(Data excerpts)
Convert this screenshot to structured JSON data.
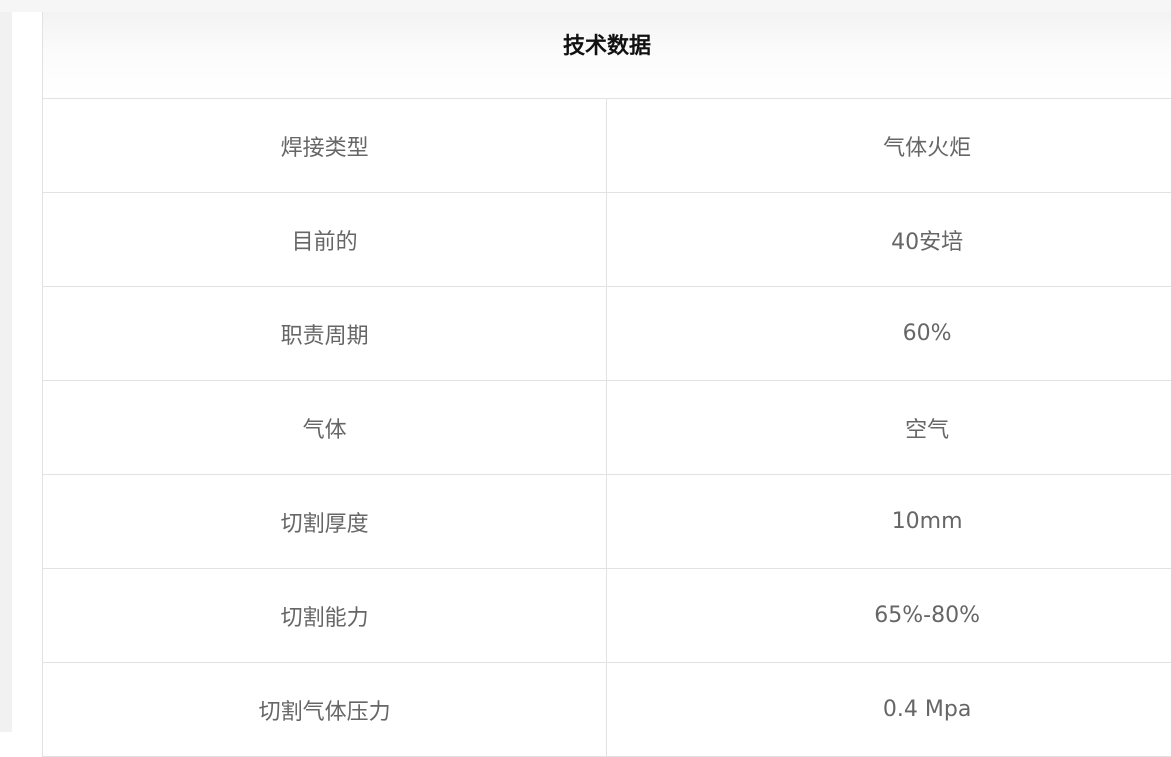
{
  "table": {
    "title": "技术数据",
    "rows": [
      {
        "label": "焊接类型",
        "value": "气体火炬"
      },
      {
        "label": "目前的",
        "value": "40安培"
      },
      {
        "label": "职责周期",
        "value": "60%"
      },
      {
        "label": "气体",
        "value": "空气"
      },
      {
        "label": "切割厚度",
        "value": "10mm"
      },
      {
        "label": "切割能力",
        "value": "65%-80%"
      },
      {
        "label": "切割气体压力",
        "value": "0.4 Mpa"
      }
    ]
  }
}
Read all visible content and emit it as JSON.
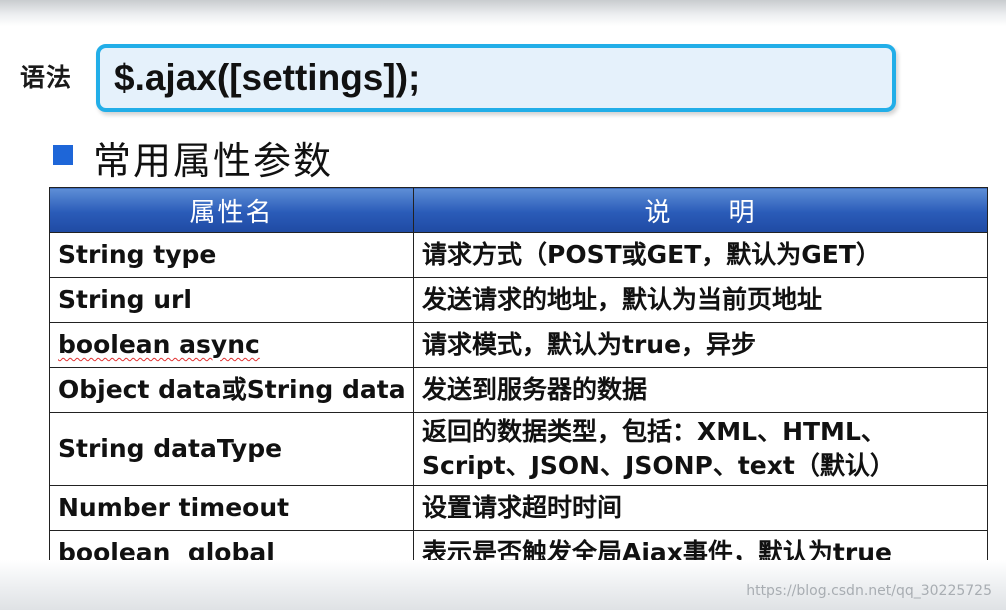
{
  "syntax": {
    "label": "语法",
    "code": "$.ajax([settings]);"
  },
  "section": {
    "title": "常用属性参数",
    "bullet_color": "#1e66d8"
  },
  "table": {
    "header": {
      "name": "属性名",
      "description": "说　　明"
    },
    "header_color": "#2a5bb8",
    "rows": [
      {
        "name": "String type",
        "description": "请求方式（POST或GET，默认为GET）"
      },
      {
        "name": "String url",
        "description": "发送请求的地址，默认为当前页地址"
      },
      {
        "name": "boolean async",
        "description": "请求模式，默认为true，异步"
      },
      {
        "name": "Object data或String data",
        "description": "发送到服务器的数据"
      },
      {
        "name": "String dataType",
        "description": "返回的数据类型，包括：XML、HTML、Script、JSON、JSONP、text（默认）"
      },
      {
        "name": "Number timeout",
        "description": "设置请求超时时间"
      },
      {
        "name": "boolean  global",
        "description": "表示是否触发全局Ajax事件，默认为true"
      }
    ]
  },
  "watermark": "https://blog.csdn.net/qq_30225725",
  "colors": {
    "syntax_border": "#22aee8",
    "syntax_fill": "#e5f1fb"
  }
}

**Instructions to follow**
Every line of text is to be repeated exactly; pictures are left out.

**Response**
Convert this screenshot to structured JSON data.
{
  "table": {
    "title": "技术数据",
    "rows": [
      {
        "label": "焊接类型",
        "value": "气体火炬"
      },
      {
        "label": "目前的",
        "value": "40安培"
      },
      {
        "label": "职责周期",
        "value": "60%"
      },
      {
        "label": "气体",
        "value": "空气"
      },
      {
        "label": "切割厚度",
        "value": "10mm"
      },
      {
        "label": "切割能力",
        "value": "65%-80%"
      },
      {
        "label": "切割气体压力",
        "value": "0.4 Mpa"
      }
    ]
  }
}
Read all visible content and emit it as JSON.
{
  "syntax": {
    "label": "语法",
    "code": "$.ajax([settings]);"
  },
  "section": {
    "title": "常用属性参数",
    "bullet_color": "#1e66d8"
  },
  "table": {
    "header": {
      "name": "属性名",
      "description": "说　　明"
    },
    "header_color": "#2a5bb8",
    "rows": [
      {
        "name": "String type",
        "description": "请求方式（POST或GET，默认为GET）"
      },
      {
        "name": "String url",
        "description": "发送请求的地址，默认为当前页地址"
      },
      {
        "name": "boolean async",
        "description": "请求模式，默认为true，异步"
      },
      {
        "name": "Object data或String data",
        "description": "发送到服务器的数据"
      },
      {
        "name": "String dataType",
        "description": "返回的数据类型，包括：XML、HTML、Script、JSON、JSONP、text（默认）"
      },
      {
        "name": "Number timeout",
        "description": "设置请求超时时间"
      },
      {
        "name": "boolean  global",
        "description": "表示是否触发全局Ajax事件，默认为true"
      }
    ]
  },
  "watermark": "https://blog.csdn.net/qq_30225725",
  "colors": {
    "syntax_border": "#22aee8",
    "syntax_fill": "#e5f1fb"
  }
}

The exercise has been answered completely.